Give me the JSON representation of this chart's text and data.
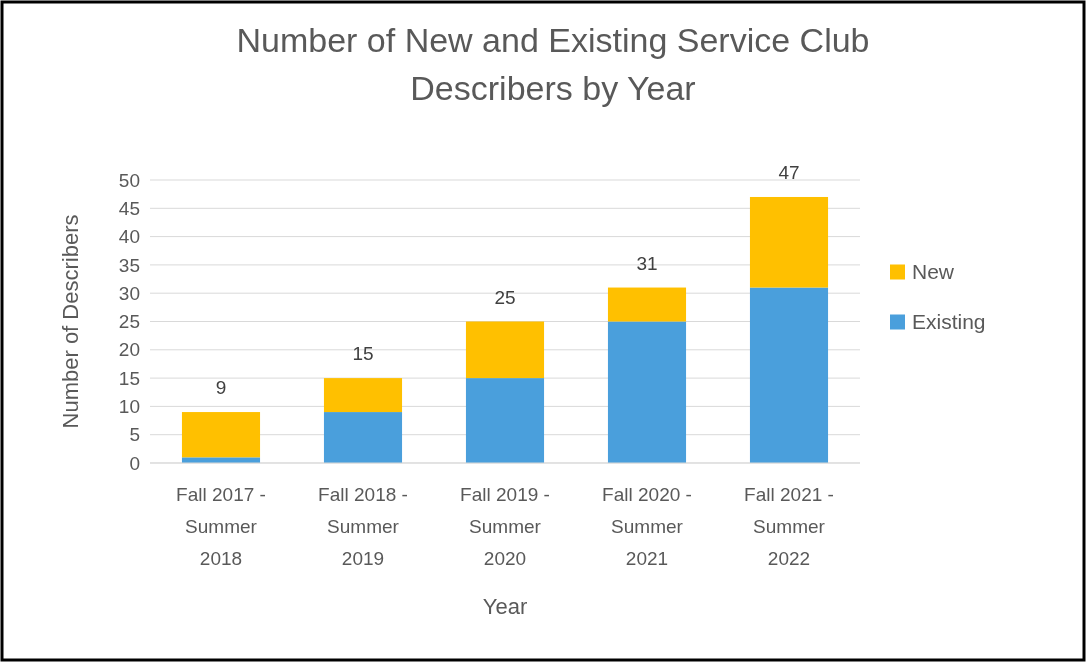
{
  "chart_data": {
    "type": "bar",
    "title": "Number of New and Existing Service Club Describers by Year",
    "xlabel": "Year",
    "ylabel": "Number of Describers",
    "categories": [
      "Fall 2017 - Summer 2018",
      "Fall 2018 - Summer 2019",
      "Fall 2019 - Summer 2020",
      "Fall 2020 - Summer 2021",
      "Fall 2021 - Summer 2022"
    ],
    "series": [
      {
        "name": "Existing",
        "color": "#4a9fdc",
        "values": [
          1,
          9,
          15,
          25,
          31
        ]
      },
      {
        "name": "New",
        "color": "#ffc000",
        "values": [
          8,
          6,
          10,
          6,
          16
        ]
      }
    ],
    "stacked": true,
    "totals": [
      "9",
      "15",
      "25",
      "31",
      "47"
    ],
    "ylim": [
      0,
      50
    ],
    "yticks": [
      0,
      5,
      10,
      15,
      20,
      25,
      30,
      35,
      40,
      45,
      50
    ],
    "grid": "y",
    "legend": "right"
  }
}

_Your task_. Pictures are excluded; repeat every record exactly.

_Expected answer_.
Give me the JSON representation of this chart's text and data.
{
  "chart_data": {
    "type": "bar",
    "title": "Number of New and Existing Service Club Describers by Year",
    "xlabel": "Year",
    "ylabel": "Number of Describers",
    "categories": [
      "Fall 2017 - Summer 2018",
      "Fall 2018 - Summer 2019",
      "Fall 2019 - Summer 2020",
      "Fall 2020 - Summer 2021",
      "Fall 2021 - Summer 2022"
    ],
    "series": [
      {
        "name": "Existing",
        "color": "#4a9fdc",
        "values": [
          1,
          9,
          15,
          25,
          31
        ]
      },
      {
        "name": "New",
        "color": "#ffc000",
        "values": [
          8,
          6,
          10,
          6,
          16
        ]
      }
    ],
    "stacked": true,
    "totals": [
      "9",
      "15",
      "25",
      "31",
      "47"
    ],
    "ylim": [
      0,
      50
    ],
    "yticks": [
      0,
      5,
      10,
      15,
      20,
      25,
      30,
      35,
      40,
      45,
      50
    ],
    "grid": "y",
    "legend": "right"
  }
}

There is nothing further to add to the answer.